### PROBLEM STATEMENT:
In the entries below, locate the line with "Give me the", then give again that line and all lines after it, exactly, with pictures omitted.

Data records:
--- --- ---
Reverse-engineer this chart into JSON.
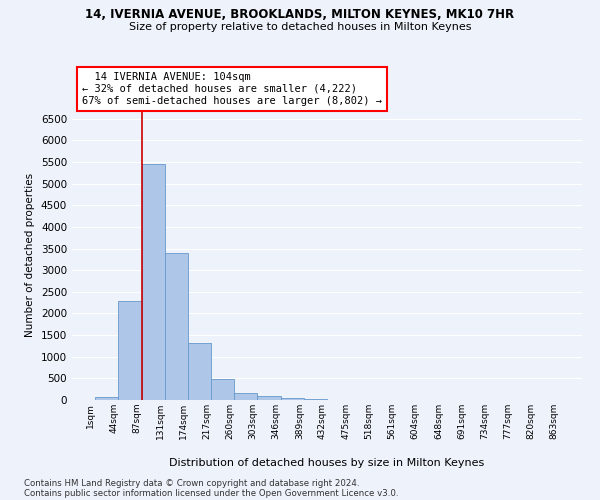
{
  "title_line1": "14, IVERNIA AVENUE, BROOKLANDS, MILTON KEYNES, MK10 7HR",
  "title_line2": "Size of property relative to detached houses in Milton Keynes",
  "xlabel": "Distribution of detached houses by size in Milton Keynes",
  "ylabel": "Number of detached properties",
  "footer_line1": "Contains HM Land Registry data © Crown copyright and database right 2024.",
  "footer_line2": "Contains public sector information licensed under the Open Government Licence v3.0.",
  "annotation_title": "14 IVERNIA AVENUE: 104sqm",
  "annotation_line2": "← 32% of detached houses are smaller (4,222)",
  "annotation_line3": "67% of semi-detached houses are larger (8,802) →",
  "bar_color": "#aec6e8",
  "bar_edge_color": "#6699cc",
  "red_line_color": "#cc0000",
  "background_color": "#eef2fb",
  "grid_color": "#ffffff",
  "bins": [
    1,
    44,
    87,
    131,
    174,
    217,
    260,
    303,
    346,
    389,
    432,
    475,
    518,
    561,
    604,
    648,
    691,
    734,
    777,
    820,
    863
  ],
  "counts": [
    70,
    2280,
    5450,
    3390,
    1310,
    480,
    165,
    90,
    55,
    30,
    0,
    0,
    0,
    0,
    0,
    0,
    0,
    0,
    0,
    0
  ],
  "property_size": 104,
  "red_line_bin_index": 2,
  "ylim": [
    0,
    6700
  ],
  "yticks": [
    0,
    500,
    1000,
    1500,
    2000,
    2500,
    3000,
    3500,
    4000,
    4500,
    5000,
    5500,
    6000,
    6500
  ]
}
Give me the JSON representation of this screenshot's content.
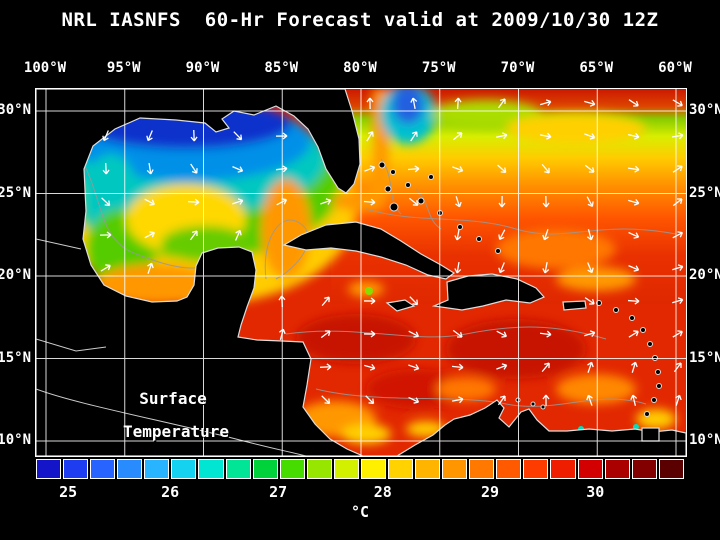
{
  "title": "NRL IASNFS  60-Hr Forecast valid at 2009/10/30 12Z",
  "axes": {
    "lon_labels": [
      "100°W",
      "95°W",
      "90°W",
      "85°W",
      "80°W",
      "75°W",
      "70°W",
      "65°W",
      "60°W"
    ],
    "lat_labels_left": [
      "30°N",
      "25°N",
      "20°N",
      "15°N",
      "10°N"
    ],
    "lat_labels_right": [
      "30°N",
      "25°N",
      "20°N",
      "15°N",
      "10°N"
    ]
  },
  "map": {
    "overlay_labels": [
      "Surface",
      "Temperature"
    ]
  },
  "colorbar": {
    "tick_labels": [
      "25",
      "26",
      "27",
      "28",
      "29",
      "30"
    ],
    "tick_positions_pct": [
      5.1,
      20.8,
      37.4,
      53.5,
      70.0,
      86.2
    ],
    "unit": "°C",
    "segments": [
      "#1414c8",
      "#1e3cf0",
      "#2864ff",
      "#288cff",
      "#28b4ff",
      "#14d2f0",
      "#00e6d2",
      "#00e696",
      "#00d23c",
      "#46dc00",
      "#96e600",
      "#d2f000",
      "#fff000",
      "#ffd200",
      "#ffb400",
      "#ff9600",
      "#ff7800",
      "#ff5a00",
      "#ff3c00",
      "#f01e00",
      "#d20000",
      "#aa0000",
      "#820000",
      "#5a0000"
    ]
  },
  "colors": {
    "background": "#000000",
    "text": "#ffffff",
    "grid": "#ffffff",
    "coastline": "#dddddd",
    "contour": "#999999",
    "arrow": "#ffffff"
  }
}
--- --- ---
### THE RESPONSE:
Give me the JSON representation of this screenshot's content.
{
  "title": "NRL IASNFS  60-Hr Forecast valid at 2009/10/30 12Z",
  "axes": {
    "lon_labels": [
      "100°W",
      "95°W",
      "90°W",
      "85°W",
      "80°W",
      "75°W",
      "70°W",
      "65°W",
      "60°W"
    ],
    "lat_labels_left": [
      "30°N",
      "25°N",
      "20°N",
      "15°N",
      "10°N"
    ],
    "lat_labels_right": [
      "30°N",
      "25°N",
      "20°N",
      "15°N",
      "10°N"
    ]
  },
  "map": {
    "overlay_labels": [
      "Surface",
      "Temperature"
    ]
  },
  "colorbar": {
    "tick_labels": [
      "25",
      "26",
      "27",
      "28",
      "29",
      "30"
    ],
    "tick_positions_pct": [
      5.1,
      20.8,
      37.4,
      53.5,
      70.0,
      86.2
    ],
    "unit": "°C",
    "segments": [
      "#1414c8",
      "#1e3cf0",
      "#2864ff",
      "#288cff",
      "#28b4ff",
      "#14d2f0",
      "#00e6d2",
      "#00e696",
      "#00d23c",
      "#46dc00",
      "#96e600",
      "#d2f000",
      "#fff000",
      "#ffd200",
      "#ffb400",
      "#ff9600",
      "#ff7800",
      "#ff5a00",
      "#ff3c00",
      "#f01e00",
      "#d20000",
      "#aa0000",
      "#820000",
      "#5a0000"
    ]
  },
  "colors": {
    "background": "#000000",
    "text": "#ffffff",
    "grid": "#ffffff",
    "coastline": "#dddddd",
    "contour": "#999999",
    "arrow": "#ffffff"
  }
}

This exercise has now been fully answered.